About this exercise: Each line of the data below that holds the word "Conducted" is to be reported in full.

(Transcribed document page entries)
==================================================

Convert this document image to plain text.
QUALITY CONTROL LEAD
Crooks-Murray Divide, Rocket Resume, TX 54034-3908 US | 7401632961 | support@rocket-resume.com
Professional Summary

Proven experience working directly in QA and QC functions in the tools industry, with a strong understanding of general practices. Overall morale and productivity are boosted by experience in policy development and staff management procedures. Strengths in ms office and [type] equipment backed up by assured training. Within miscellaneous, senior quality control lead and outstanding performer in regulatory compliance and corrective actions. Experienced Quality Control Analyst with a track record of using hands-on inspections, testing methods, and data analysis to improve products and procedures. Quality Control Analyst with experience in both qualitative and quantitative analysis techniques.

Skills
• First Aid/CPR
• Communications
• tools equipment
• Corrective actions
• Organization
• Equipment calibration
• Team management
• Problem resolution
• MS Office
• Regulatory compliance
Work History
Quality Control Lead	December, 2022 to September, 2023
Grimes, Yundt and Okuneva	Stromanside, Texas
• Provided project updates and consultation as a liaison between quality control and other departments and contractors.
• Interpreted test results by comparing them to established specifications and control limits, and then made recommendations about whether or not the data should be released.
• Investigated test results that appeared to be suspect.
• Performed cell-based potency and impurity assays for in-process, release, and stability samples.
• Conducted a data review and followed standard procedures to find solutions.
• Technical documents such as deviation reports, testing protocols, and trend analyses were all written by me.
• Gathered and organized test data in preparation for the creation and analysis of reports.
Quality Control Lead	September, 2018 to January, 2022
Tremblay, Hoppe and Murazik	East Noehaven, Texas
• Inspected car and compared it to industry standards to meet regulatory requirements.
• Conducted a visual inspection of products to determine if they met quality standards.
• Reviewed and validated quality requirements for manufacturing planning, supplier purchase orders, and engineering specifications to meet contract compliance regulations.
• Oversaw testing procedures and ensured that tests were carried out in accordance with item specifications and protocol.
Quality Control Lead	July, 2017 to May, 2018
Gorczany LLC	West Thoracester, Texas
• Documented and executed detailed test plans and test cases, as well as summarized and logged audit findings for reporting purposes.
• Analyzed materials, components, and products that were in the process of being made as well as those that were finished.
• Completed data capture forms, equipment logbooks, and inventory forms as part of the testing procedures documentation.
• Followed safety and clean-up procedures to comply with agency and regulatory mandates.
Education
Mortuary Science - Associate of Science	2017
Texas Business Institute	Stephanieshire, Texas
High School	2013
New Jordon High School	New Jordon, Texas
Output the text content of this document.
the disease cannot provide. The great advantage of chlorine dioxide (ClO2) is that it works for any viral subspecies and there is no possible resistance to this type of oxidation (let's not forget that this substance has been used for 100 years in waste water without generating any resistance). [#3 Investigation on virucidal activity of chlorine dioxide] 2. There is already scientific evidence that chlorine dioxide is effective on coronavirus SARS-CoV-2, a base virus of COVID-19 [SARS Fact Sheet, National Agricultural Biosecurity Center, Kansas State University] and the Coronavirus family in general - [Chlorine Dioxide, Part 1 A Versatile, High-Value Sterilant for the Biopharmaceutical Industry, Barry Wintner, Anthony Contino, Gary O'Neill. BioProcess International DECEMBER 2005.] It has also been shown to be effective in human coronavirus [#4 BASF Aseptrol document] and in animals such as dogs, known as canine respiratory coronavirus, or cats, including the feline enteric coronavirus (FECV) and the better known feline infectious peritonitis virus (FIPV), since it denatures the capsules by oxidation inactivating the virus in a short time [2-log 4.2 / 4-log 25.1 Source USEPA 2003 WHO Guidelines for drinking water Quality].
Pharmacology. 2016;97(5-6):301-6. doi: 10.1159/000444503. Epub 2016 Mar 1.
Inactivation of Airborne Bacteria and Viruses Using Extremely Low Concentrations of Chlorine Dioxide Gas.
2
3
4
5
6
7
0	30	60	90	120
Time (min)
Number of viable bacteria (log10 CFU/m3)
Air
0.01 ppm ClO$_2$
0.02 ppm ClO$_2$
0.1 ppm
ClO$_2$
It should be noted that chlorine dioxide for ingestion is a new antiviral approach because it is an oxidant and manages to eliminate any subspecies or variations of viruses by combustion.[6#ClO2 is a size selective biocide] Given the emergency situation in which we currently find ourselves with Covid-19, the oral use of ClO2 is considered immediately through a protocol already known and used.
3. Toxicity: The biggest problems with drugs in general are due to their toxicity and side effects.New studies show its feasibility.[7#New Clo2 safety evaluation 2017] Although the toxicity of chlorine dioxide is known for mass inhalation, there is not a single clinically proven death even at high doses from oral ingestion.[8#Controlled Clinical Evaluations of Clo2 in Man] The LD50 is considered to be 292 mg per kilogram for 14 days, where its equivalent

==================================================

Answer space:
• Conducted a data review and followed standard procedures to find solutions.
• Conducted a visual inspection of products to determine if they met quality standards.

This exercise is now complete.